* Aim of the exercise
Take every line from the material that has the word "this" in it.

* Source data
+ + +
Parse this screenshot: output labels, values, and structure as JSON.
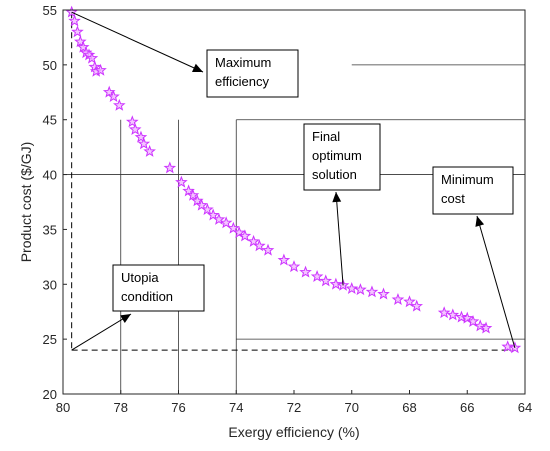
{
  "chart_data": {
    "type": "scatter",
    "xlabel": "Exergy efficiency (%)",
    "ylabel": "Product cost ($/GJ)",
    "xlim": [
      64,
      80
    ],
    "ylim": [
      20,
      55
    ],
    "x_reversed": true,
    "xticks": [
      80,
      78,
      76,
      74,
      72,
      70,
      68,
      66,
      64
    ],
    "yticks": [
      20,
      25,
      30,
      35,
      40,
      45,
      50,
      55
    ],
    "marker": "star",
    "marker_color": "#cc33ff",
    "x": [
      79.7,
      79.6,
      79.5,
      79.4,
      79.3,
      79.2,
      79.1,
      79.0,
      78.9,
      78.85,
      78.7,
      78.4,
      78.25,
      78.05,
      77.6,
      77.5,
      77.3,
      77.2,
      77.0,
      76.3,
      75.9,
      75.65,
      75.5,
      75.35,
      75.2,
      75.0,
      74.8,
      74.6,
      74.35,
      74.1,
      73.9,
      73.7,
      73.4,
      73.2,
      72.9,
      72.35,
      72.0,
      71.6,
      71.2,
      70.9,
      70.55,
      70.3,
      70.0,
      69.7,
      69.3,
      68.9,
      68.4,
      68.0,
      67.75,
      66.8,
      66.5,
      66.2,
      66.0,
      65.8,
      65.55,
      65.35,
      64.6,
      64.35
    ],
    "y": [
      54.8,
      54.0,
      53.0,
      52.1,
      51.6,
      51.1,
      50.9,
      50.6,
      49.8,
      49.4,
      49.5,
      47.5,
      47.1,
      46.3,
      44.8,
      44.1,
      43.4,
      42.8,
      42.1,
      40.6,
      39.3,
      38.5,
      38.1,
      37.6,
      37.2,
      36.8,
      36.3,
      35.9,
      35.6,
      35.1,
      34.7,
      34.4,
      33.9,
      33.5,
      33.1,
      32.2,
      31.6,
      31.1,
      30.7,
      30.3,
      30.0,
      29.9,
      29.6,
      29.5,
      29.3,
      29.1,
      28.6,
      28.4,
      28.0,
      27.4,
      27.2,
      27.0,
      26.9,
      26.6,
      26.2,
      26.0,
      24.3,
      24.2
    ],
    "utopia_point": {
      "x": 79.7,
      "y": 24.0
    },
    "annotations": [
      {
        "text": "Maximum\nefficiency"
      },
      {
        "text": "Final\noptimum\nsolution"
      },
      {
        "text": "Minimum\ncost"
      },
      {
        "text": "Utopia\ncondition"
      }
    ]
  }
}
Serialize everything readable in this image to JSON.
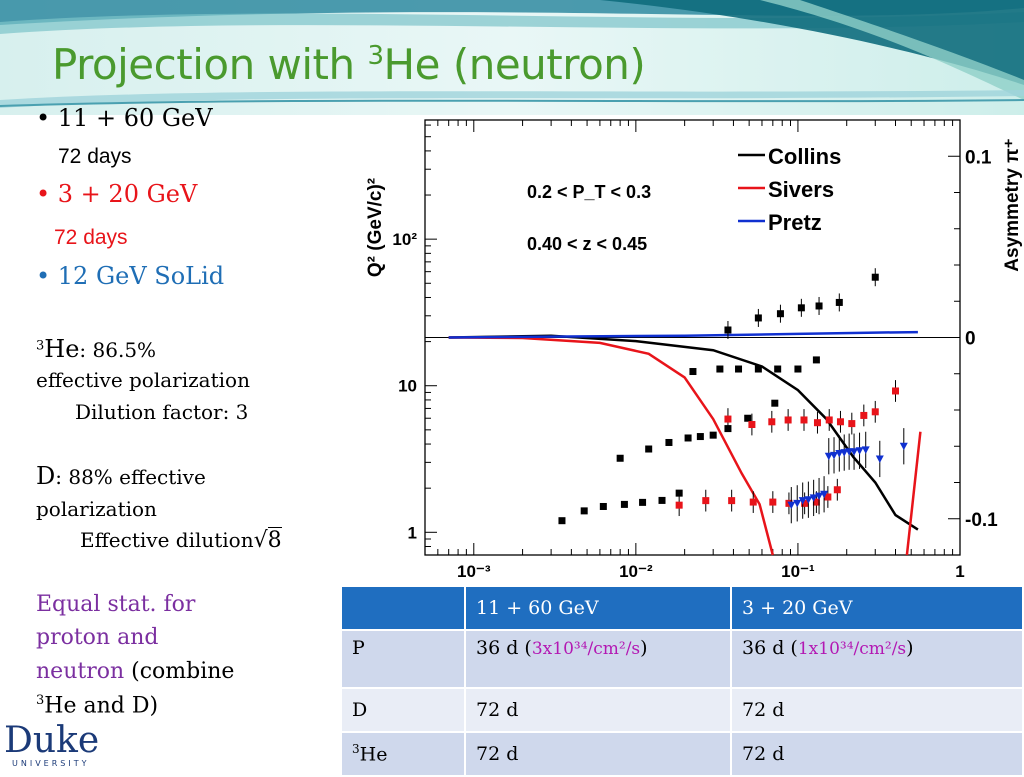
{
  "title": {
    "main": "Projection with ",
    "sup": "3",
    "rest": "He (neutron)"
  },
  "left": {
    "b1": "• 11 + 60 GeV",
    "b1_sub": "72 days",
    "b2": "• 3 + 20 GeV",
    "b2_sub": "72 days",
    "b3": "• 12 GeV SoLid",
    "he_sup": "3",
    "he_label": "He",
    "he_pct": ":   86.5%",
    "he_line2": "effective polarization",
    "he_line3": "Dilution factor: 3",
    "d_label": "D",
    "d_rest": ":   88% effective",
    "d_line2": "polarization",
    "d_line3": "Effective dilution",
    "d_sqrt": "8",
    "eq1": "Equal stat. for",
    "eq2": "proton and",
    "eq3a": "neutron",
    "eq3b": " (combine",
    "eq4_sup": "3",
    "eq4": "He and D)"
  },
  "table": {
    "headers": [
      "",
      "11 + 60 GeV",
      "3 + 20 GeV"
    ],
    "rows": [
      {
        "label": "P",
        "c1_a": "36 d (",
        "c1_lum": "3x10³⁴/cm²/s",
        "c1_b": ")",
        "c2_a": "36 d (",
        "c2_lum": "1x10³⁴/cm²/s",
        "c2_b": ")"
      },
      {
        "label": "D",
        "c1": "72 d",
        "c2": "72 d"
      },
      {
        "label_sup": "3",
        "label": "He",
        "c1": "72 d",
        "c2": "72 d"
      }
    ]
  },
  "logo": {
    "name": "Duke",
    "sub": "UNIVERSITY"
  },
  "chart_data": {
    "type": "scatter",
    "ylabel_left": "Q² (GeV/c)²",
    "ylabel_right": "Asymmetry π⁺",
    "x_scale": "log",
    "xlim": [
      0.0005,
      1
    ],
    "ylim_left": [
      0.7,
      650
    ],
    "y_scale_left": "log",
    "ylim_right": [
      -0.12,
      0.12
    ],
    "x_ticks": [
      "10⁻³",
      "10⁻²",
      "10⁻¹",
      "1"
    ],
    "y_ticks_left": [
      "1",
      "10",
      "10²"
    ],
    "y_ticks_right": [
      "0.1",
      "0",
      "-0.1"
    ],
    "annotations": [
      "0.2 < P_T < 0.3",
      "0.40 < z < 0.45"
    ],
    "legend": {
      "placement": "top-right",
      "entries": [
        {
          "name": "Collins",
          "color": "#000000"
        },
        {
          "name": "Sivers",
          "color": "#e8141a"
        },
        {
          "name": "Pretz",
          "color": "#1030d0"
        }
      ]
    },
    "series": [
      {
        "name": "Q² (11 + 60 GeV)",
        "marker": "square",
        "color": "#000000",
        "axis": "left",
        "points": [
          [
            0.0035,
            1.2
          ],
          [
            0.0048,
            1.4
          ],
          [
            0.0063,
            1.5
          ],
          [
            0.0085,
            1.55
          ],
          [
            0.011,
            1.6
          ],
          [
            0.0145,
            1.65
          ],
          [
            0.0185,
            1.85
          ],
          [
            0.008,
            3.2
          ],
          [
            0.012,
            3.7
          ],
          [
            0.016,
            4.1
          ],
          [
            0.021,
            4.4
          ],
          [
            0.025,
            4.5
          ],
          [
            0.03,
            4.6
          ],
          [
            0.037,
            5.1
          ],
          [
            0.049,
            6
          ],
          [
            0.072,
            7.6
          ],
          [
            0.0225,
            12.5
          ],
          [
            0.033,
            13
          ],
          [
            0.043,
            13
          ],
          [
            0.057,
            13
          ],
          [
            0.075,
            13
          ],
          [
            0.1,
            13
          ],
          [
            0.13,
            15
          ],
          [
            0.037,
            24
          ],
          [
            0.057,
            29
          ],
          [
            0.078,
            31
          ],
          [
            0.105,
            34
          ],
          [
            0.135,
            35
          ],
          [
            0.18,
            37
          ],
          [
            0.3,
            55
          ]
        ]
      },
      {
        "name": "Asymmetry (3 + 20 GeV)",
        "marker": "square",
        "color": "#e8141a",
        "axis": "right",
        "err": 0.006,
        "points": [
          [
            0.0185,
            -0.0925
          ],
          [
            0.027,
            -0.09
          ],
          [
            0.039,
            -0.09
          ],
          [
            0.053,
            -0.0908
          ],
          [
            0.07,
            -0.0908
          ],
          [
            0.088,
            -0.0915
          ],
          [
            0.11,
            -0.0915
          ],
          [
            0.13,
            -0.0908
          ],
          [
            0.153,
            -0.088
          ],
          [
            0.175,
            -0.084
          ],
          [
            0.037,
            -0.045
          ],
          [
            0.052,
            -0.048
          ],
          [
            0.069,
            -0.0465
          ],
          [
            0.087,
            -0.0455
          ],
          [
            0.109,
            -0.0455
          ],
          [
            0.132,
            -0.047
          ],
          [
            0.156,
            -0.0455
          ],
          [
            0.183,
            -0.0465
          ],
          [
            0.215,
            -0.0475
          ],
          [
            0.255,
            -0.043
          ],
          [
            0.3,
            -0.041
          ],
          [
            0.4,
            -0.0295
          ]
        ]
      },
      {
        "name": "Asymmetry (12 GeV SoLid)",
        "marker": "triangle-down",
        "color": "#1030d0",
        "axis": "right",
        "err": 0.01,
        "points": [
          [
            0.091,
            -0.0925
          ],
          [
            0.099,
            -0.0915
          ],
          [
            0.107,
            -0.09
          ],
          [
            0.116,
            -0.0895
          ],
          [
            0.125,
            -0.0885
          ],
          [
            0.135,
            -0.0875
          ],
          [
            0.145,
            -0.0865
          ],
          [
            0.155,
            -0.0655
          ],
          [
            0.167,
            -0.065
          ],
          [
            0.18,
            -0.064
          ],
          [
            0.193,
            -0.0635
          ],
          [
            0.207,
            -0.063
          ],
          [
            0.222,
            -0.063
          ],
          [
            0.24,
            -0.0625
          ],
          [
            0.262,
            -0.062
          ],
          [
            0.32,
            -0.067
          ],
          [
            0.45,
            -0.06
          ]
        ]
      },
      {
        "name": "Collins",
        "line": true,
        "color": "#000000",
        "axis": "right",
        "points": [
          [
            0.0007,
            0.0
          ],
          [
            0.003,
            0.001
          ],
          [
            0.01,
            -0.002
          ],
          [
            0.03,
            -0.007
          ],
          [
            0.06,
            -0.016
          ],
          [
            0.1,
            -0.029
          ],
          [
            0.15,
            -0.045
          ],
          [
            0.22,
            -0.066
          ],
          [
            0.3,
            -0.08
          ],
          [
            0.4,
            -0.098
          ],
          [
            0.55,
            -0.106
          ]
        ]
      },
      {
        "name": "Sivers",
        "line": true,
        "color": "#e8141a",
        "axis": "right",
        "points": [
          [
            0.0007,
            0.0
          ],
          [
            0.002,
            -0.0003
          ],
          [
            0.006,
            -0.003
          ],
          [
            0.012,
            -0.009
          ],
          [
            0.02,
            -0.022
          ],
          [
            0.03,
            -0.045
          ],
          [
            0.045,
            -0.075
          ],
          [
            0.058,
            -0.092
          ],
          [
            0.07,
            -0.12
          ]
        ]
      },
      {
        "name": "Sivers (high x)",
        "line": true,
        "color": "#e8141a",
        "axis": "right",
        "points": [
          [
            0.47,
            -0.12
          ],
          [
            0.57,
            -0.052
          ]
        ]
      },
      {
        "name": "Pretz",
        "line": true,
        "color": "#1030d0",
        "axis": "right",
        "points": [
          [
            0.0007,
            0.0
          ],
          [
            0.003,
            0.0005
          ],
          [
            0.02,
            0.001
          ],
          [
            0.1,
            0.002
          ],
          [
            0.3,
            0.0027
          ],
          [
            0.55,
            0.003
          ]
        ]
      }
    ]
  }
}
+ + +
* Task output
Parse this screenshot: output labels, values, and structure as JSON.
Serialize everything readable in this image to JSON.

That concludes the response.